[Dataset records on visual material]
========================================================================

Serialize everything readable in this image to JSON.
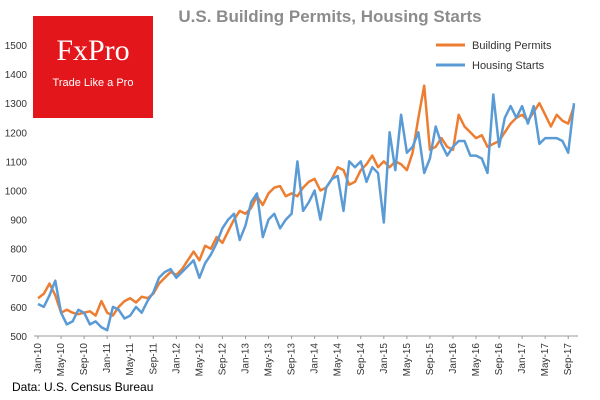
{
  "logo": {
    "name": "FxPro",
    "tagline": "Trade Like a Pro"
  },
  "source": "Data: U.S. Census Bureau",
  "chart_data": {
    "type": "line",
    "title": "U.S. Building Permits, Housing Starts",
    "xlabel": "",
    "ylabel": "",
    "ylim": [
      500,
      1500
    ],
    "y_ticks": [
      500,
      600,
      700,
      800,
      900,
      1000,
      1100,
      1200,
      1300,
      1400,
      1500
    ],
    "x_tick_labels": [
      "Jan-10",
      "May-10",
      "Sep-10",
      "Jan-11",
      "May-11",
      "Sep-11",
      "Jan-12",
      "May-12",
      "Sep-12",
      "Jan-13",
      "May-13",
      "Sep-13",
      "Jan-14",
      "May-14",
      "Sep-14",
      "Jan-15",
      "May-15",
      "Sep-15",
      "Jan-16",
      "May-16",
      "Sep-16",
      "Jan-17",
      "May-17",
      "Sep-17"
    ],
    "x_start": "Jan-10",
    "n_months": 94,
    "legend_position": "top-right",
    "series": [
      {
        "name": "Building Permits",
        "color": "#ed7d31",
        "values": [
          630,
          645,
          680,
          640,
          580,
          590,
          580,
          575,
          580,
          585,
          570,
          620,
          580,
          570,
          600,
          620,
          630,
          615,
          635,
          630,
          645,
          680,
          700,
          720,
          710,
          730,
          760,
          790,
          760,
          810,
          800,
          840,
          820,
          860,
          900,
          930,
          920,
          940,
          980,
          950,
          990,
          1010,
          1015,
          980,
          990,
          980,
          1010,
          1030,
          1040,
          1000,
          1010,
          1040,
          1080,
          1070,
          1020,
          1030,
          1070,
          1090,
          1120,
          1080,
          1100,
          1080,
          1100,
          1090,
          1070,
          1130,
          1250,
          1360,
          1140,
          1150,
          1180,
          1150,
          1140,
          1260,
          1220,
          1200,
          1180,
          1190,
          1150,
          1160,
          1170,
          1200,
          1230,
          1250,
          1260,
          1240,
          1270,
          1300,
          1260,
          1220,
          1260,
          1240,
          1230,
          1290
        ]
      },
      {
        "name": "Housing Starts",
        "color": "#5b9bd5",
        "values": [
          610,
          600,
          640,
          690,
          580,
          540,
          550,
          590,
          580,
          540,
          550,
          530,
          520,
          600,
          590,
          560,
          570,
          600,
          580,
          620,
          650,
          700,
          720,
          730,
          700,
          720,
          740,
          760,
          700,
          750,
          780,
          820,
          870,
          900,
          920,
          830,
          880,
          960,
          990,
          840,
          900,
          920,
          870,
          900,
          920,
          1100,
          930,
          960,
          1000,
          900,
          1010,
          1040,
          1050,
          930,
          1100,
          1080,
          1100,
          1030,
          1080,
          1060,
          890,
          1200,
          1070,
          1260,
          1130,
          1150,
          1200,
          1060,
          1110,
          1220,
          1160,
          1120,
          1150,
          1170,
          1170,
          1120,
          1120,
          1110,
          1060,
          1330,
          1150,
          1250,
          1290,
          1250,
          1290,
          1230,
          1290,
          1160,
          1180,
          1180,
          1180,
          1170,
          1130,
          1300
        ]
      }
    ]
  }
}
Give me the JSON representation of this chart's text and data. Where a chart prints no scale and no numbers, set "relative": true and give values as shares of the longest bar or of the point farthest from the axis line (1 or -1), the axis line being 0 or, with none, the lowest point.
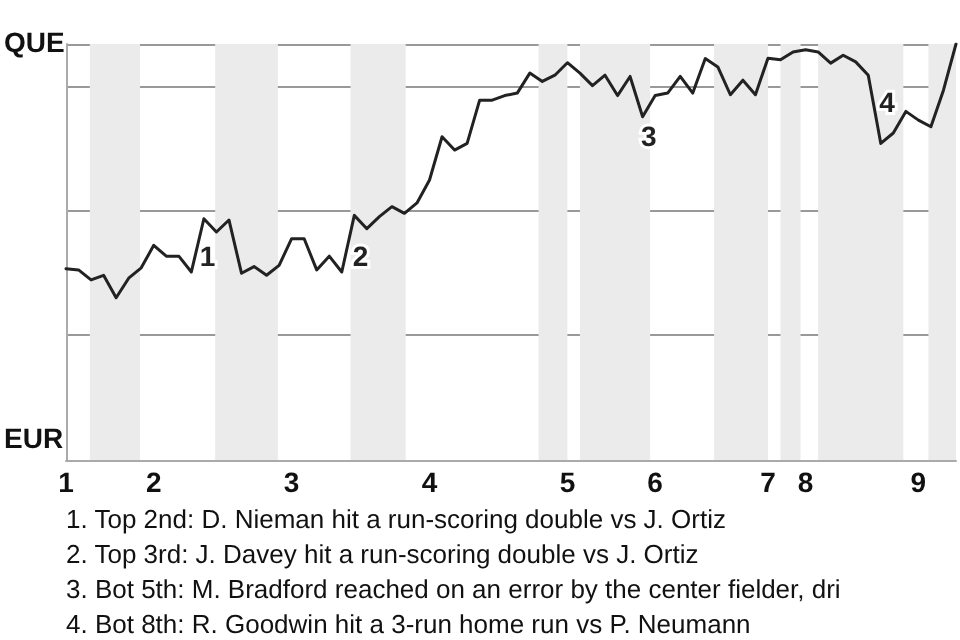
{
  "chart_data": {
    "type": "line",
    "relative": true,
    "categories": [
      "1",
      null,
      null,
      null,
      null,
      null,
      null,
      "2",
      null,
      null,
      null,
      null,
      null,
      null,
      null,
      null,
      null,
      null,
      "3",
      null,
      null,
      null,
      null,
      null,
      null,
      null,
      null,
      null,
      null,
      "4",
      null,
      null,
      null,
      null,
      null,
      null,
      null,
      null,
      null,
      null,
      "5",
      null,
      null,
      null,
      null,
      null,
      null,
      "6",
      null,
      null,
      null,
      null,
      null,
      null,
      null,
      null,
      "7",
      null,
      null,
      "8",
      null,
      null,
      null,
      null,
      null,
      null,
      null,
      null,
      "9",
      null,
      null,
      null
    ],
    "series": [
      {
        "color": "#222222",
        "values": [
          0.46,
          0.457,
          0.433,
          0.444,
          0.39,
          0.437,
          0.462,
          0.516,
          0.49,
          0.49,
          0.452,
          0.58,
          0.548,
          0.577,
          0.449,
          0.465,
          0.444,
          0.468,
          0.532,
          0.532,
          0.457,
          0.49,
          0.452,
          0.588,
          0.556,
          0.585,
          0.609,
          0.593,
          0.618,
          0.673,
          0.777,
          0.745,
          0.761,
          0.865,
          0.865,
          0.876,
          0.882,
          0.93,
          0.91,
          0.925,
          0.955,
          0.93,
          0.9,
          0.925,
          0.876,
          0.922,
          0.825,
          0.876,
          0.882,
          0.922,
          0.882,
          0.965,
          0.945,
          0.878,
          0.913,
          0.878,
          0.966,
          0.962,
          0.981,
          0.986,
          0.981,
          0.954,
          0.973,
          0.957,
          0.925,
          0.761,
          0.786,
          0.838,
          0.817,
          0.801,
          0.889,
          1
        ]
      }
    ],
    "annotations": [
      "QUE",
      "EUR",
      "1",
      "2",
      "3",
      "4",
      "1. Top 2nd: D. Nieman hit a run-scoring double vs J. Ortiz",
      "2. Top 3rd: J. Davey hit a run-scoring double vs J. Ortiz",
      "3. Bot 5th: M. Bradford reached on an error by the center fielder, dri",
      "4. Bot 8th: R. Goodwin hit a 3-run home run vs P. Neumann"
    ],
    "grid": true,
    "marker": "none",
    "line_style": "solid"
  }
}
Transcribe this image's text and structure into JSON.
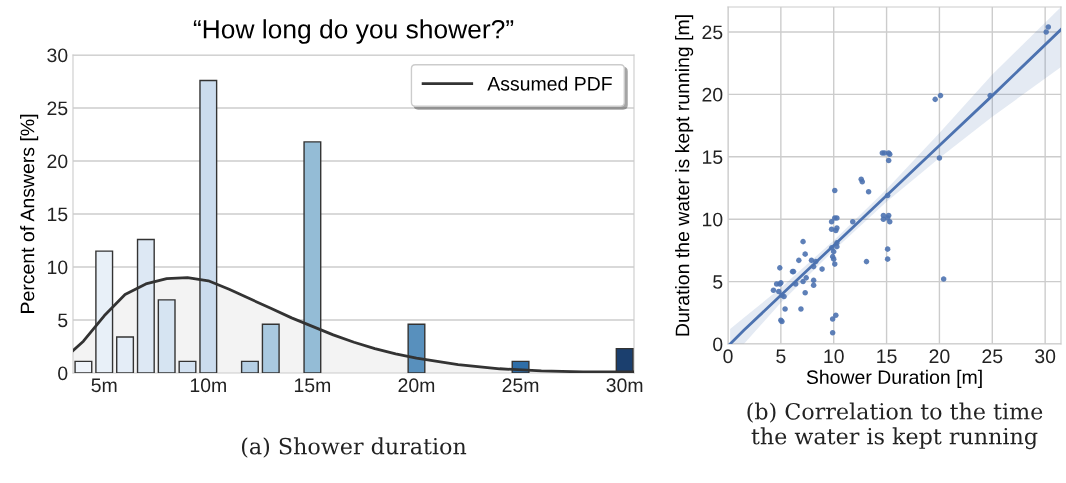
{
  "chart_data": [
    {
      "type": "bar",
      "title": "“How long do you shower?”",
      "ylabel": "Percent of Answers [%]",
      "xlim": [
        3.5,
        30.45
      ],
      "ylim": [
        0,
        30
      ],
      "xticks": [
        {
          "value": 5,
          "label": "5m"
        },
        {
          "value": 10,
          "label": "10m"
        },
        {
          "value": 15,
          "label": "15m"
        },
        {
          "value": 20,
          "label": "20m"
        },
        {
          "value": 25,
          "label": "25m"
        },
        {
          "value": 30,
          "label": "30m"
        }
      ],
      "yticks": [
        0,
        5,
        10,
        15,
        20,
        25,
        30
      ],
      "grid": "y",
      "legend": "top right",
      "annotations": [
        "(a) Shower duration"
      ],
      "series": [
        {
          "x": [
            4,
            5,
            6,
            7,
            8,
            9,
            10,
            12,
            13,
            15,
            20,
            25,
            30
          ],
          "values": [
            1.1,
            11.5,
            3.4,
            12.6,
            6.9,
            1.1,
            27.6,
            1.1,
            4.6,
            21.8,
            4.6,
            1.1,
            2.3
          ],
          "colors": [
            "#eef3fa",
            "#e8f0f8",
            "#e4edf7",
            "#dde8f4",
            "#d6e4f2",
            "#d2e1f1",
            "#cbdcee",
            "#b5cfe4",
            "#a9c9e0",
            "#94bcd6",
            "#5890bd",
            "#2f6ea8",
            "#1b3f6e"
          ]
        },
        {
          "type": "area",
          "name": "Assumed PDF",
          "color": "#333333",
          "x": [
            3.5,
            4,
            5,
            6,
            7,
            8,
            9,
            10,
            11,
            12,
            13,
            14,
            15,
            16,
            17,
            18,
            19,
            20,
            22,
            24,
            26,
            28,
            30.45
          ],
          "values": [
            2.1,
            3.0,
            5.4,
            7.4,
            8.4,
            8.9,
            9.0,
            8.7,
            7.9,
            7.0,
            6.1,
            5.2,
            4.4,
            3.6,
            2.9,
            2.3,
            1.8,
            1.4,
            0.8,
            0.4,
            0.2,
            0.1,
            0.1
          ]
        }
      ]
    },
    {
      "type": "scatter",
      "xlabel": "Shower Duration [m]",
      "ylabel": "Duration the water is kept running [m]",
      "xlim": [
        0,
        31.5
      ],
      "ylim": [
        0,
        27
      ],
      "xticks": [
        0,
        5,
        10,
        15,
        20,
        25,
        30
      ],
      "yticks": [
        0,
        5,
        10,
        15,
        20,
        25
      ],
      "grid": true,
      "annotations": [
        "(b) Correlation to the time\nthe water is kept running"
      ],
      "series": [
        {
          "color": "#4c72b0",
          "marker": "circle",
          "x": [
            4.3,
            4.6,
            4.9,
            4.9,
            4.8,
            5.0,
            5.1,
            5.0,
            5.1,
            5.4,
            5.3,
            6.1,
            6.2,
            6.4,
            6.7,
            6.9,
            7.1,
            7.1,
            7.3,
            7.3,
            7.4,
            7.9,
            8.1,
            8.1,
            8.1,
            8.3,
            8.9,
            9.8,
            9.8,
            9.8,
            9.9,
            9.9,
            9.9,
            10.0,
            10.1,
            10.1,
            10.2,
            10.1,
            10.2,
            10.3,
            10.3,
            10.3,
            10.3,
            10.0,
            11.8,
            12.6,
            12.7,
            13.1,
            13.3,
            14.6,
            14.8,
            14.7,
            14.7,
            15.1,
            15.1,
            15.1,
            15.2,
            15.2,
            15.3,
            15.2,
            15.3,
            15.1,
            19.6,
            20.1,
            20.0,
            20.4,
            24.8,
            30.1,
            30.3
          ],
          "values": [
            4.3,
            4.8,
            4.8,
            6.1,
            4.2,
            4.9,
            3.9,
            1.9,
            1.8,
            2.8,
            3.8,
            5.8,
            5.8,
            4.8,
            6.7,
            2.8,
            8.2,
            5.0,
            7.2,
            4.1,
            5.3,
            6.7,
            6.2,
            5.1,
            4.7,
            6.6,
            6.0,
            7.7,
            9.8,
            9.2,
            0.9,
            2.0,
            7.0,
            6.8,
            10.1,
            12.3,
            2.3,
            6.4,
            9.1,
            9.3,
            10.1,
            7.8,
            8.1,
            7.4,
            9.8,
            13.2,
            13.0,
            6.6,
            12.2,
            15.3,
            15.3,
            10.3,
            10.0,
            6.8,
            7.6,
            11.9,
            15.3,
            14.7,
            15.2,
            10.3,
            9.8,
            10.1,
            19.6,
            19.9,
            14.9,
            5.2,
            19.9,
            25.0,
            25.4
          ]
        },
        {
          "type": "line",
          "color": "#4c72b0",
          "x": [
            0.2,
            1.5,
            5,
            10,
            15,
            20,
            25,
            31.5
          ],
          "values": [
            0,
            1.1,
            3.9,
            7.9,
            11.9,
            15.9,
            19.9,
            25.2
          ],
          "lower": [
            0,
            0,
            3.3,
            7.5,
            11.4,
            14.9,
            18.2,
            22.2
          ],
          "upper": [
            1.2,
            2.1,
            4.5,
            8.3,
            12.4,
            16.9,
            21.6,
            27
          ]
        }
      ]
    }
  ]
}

========================================================================

**TASK REQUIREMENTS**
Select every line of the records holding the string "true".

**REPLY**
Give me the JSON representation of this chart's text and data. Where a chart prints no scale and no numbers, set "relative": true and give values as shares of the longest bar or of the point farthest from the axis line (1 or -1), the axis line being 0 or, with none, the lowest point.
    "relative": true,
    "grid": true,
      "grid": true,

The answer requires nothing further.